(Data extracted from a collection)

## start

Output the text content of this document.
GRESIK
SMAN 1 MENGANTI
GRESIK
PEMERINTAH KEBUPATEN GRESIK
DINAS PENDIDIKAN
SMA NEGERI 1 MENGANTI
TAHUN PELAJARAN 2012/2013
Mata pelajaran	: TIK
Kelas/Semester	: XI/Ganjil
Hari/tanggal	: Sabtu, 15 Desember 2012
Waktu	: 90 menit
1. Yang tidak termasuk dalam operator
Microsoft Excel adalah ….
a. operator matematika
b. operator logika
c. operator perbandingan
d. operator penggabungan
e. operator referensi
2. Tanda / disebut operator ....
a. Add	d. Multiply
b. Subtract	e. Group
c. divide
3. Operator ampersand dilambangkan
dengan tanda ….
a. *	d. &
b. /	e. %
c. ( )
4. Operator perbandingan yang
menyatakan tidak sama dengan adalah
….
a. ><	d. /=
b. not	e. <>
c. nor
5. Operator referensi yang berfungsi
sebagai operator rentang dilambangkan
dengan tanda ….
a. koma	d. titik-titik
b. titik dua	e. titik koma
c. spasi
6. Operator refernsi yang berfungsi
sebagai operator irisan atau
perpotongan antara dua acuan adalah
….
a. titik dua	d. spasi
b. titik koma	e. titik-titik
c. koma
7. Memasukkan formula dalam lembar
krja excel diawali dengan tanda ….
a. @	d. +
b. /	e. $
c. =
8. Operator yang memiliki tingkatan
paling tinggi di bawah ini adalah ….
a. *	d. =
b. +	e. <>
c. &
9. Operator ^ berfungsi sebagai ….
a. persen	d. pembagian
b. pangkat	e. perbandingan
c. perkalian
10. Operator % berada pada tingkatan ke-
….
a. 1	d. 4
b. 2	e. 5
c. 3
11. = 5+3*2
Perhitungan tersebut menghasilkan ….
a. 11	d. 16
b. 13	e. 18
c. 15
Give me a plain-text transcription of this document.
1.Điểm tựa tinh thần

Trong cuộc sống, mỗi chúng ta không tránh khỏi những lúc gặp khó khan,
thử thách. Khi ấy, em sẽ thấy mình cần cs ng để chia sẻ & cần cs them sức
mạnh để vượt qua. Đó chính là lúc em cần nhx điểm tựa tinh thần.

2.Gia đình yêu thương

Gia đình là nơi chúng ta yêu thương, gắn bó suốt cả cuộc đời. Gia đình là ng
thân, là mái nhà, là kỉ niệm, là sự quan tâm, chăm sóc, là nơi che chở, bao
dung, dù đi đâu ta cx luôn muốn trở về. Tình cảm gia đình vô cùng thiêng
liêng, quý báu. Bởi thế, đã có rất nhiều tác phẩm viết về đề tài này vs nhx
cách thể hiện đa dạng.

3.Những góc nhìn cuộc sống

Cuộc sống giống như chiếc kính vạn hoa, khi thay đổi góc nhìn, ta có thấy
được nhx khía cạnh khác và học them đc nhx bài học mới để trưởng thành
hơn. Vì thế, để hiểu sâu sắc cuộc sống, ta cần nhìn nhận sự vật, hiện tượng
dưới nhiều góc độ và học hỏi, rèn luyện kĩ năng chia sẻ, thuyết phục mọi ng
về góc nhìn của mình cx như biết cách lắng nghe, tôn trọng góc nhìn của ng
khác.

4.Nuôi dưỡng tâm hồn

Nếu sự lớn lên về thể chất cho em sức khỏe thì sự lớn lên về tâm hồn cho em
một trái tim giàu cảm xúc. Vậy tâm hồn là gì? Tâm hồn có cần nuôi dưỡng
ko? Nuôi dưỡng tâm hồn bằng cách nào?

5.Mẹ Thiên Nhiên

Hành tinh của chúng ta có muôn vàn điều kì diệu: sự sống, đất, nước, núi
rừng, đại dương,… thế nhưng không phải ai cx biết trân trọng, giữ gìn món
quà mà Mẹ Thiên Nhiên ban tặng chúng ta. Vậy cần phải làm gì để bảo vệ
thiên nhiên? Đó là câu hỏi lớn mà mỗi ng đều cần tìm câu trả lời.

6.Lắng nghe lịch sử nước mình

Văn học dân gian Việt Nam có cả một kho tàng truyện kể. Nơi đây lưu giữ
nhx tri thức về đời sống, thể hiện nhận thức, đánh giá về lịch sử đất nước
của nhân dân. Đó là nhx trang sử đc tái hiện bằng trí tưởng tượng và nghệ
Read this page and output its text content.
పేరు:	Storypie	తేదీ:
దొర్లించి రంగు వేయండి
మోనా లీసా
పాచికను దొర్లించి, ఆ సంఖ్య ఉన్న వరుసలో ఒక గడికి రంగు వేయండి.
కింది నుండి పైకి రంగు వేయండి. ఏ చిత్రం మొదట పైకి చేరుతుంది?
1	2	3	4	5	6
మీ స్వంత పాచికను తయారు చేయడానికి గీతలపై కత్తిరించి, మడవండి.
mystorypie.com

## end

YOUR TASK - Copy every line in the entries above that has the string "mình" in it.

WRITTEN SOLUTION -
thử thách. Khi ấy, em sẽ thấy mình cần cs ng để chia sẻ & cần cs them sức
về góc nhìn của mình cx như biết cách lắng nghe, tôn trọng góc nhìn của ng
6.Lắng nghe lịch sử nước mình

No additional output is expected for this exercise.